### TASK INSTRUCTIONS
Transcribe the records that follow in their entirety, omitting any pictures.

==============================

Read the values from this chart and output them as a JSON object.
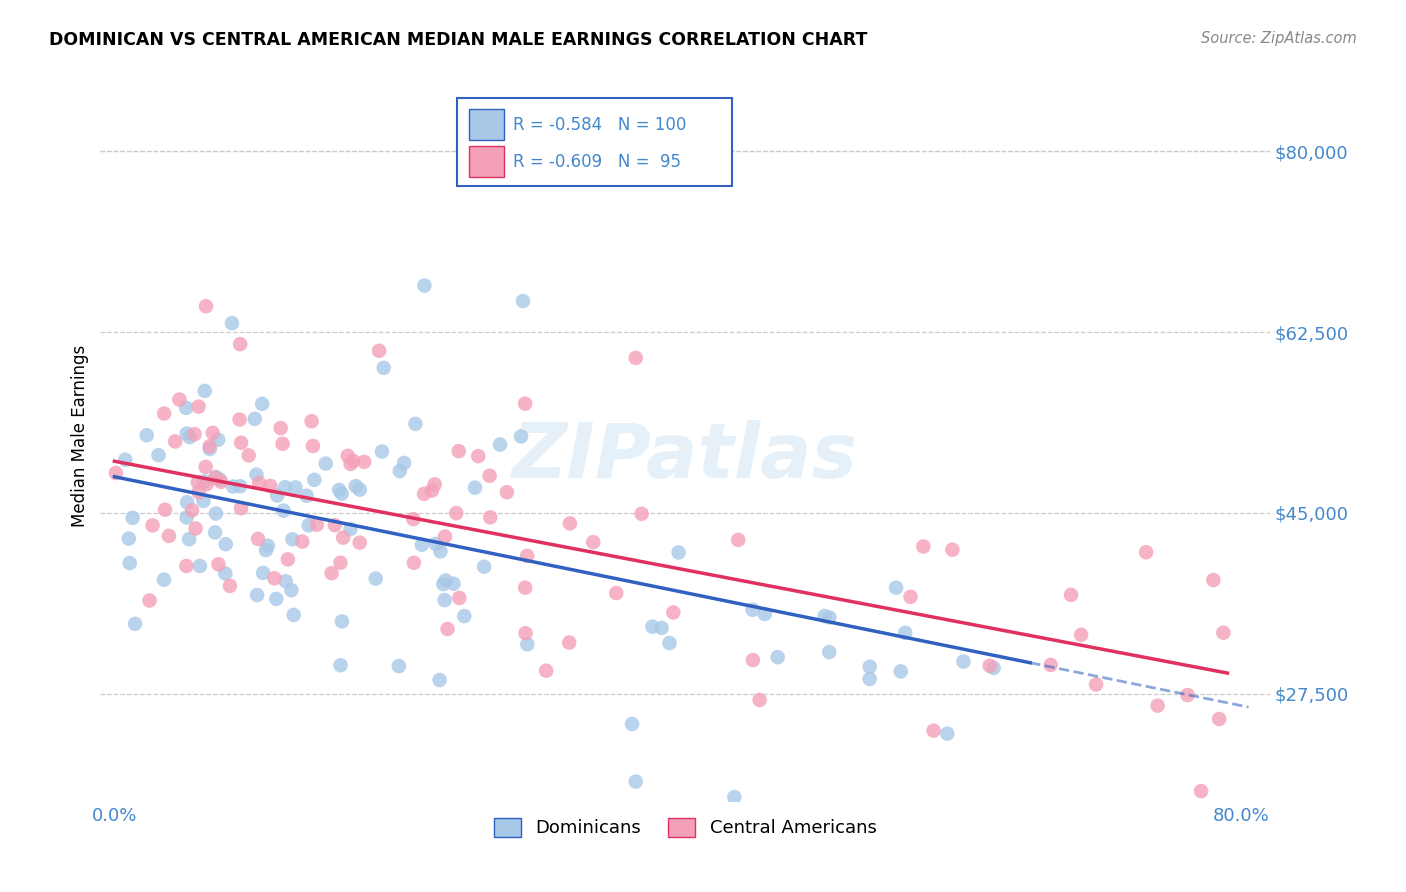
{
  "title": "DOMINICAN VS CENTRAL AMERICAN MEDIAN MALE EARNINGS CORRELATION CHART",
  "source": "Source: ZipAtlas.com",
  "ylabel": "Median Male Earnings",
  "xlim": [
    -0.01,
    0.82
  ],
  "ylim": [
    17000,
    88000
  ],
  "yticks": [
    27500,
    45000,
    62500,
    80000
  ],
  "ytick_labels": [
    "$27,500",
    "$45,000",
    "$62,500",
    "$80,000"
  ],
  "dominican_color": "#a8c8e8",
  "central_american_color": "#f4a0b8",
  "dominican_line_color": "#3060c0",
  "central_american_line_color": "#e03060",
  "R_dominican": -0.584,
  "N_dominican": 100,
  "R_central": -0.609,
  "N_central": 95,
  "legend_label_1": "Dominicans",
  "legend_label_2": "Central Americans",
  "watermark": "ZIPatlas",
  "background_color": "#ffffff",
  "grid_color": "#cccccc",
  "axis_color": "#4488cc",
  "dom_line_x0": 0.0,
  "dom_line_y0": 48500,
  "dom_line_x1": 0.65,
  "dom_line_y1": 30500,
  "ca_line_x0": 0.0,
  "ca_line_y0": 50000,
  "ca_line_x1": 0.79,
  "ca_line_y1": 29500
}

==============================

### REPLY TO THE TASK
Read the values from this chart and output them as a JSON object.
{
  "title": "DOMINICAN VS CENTRAL AMERICAN MEDIAN MALE EARNINGS CORRELATION CHART",
  "source": "Source: ZipAtlas.com",
  "ylabel": "Median Male Earnings",
  "xlim": [
    -0.01,
    0.82
  ],
  "ylim": [
    17000,
    88000
  ],
  "yticks": [
    27500,
    45000,
    62500,
    80000
  ],
  "ytick_labels": [
    "$27,500",
    "$45,000",
    "$62,500",
    "$80,000"
  ],
  "dominican_color": "#a8c8e8",
  "central_american_color": "#f4a0b8",
  "dominican_line_color": "#3060c0",
  "central_american_line_color": "#e03060",
  "R_dominican": -0.584,
  "N_dominican": 100,
  "R_central": -0.609,
  "N_central": 95,
  "legend_label_1": "Dominicans",
  "legend_label_2": "Central Americans",
  "watermark": "ZIPatlas",
  "background_color": "#ffffff",
  "grid_color": "#cccccc",
  "axis_color": "#4488cc",
  "dom_line_x0": 0.0,
  "dom_line_y0": 48500,
  "dom_line_x1": 0.65,
  "dom_line_y1": 30500,
  "ca_line_x0": 0.0,
  "ca_line_y0": 50000,
  "ca_line_x1": 0.79,
  "ca_line_y1": 29500
}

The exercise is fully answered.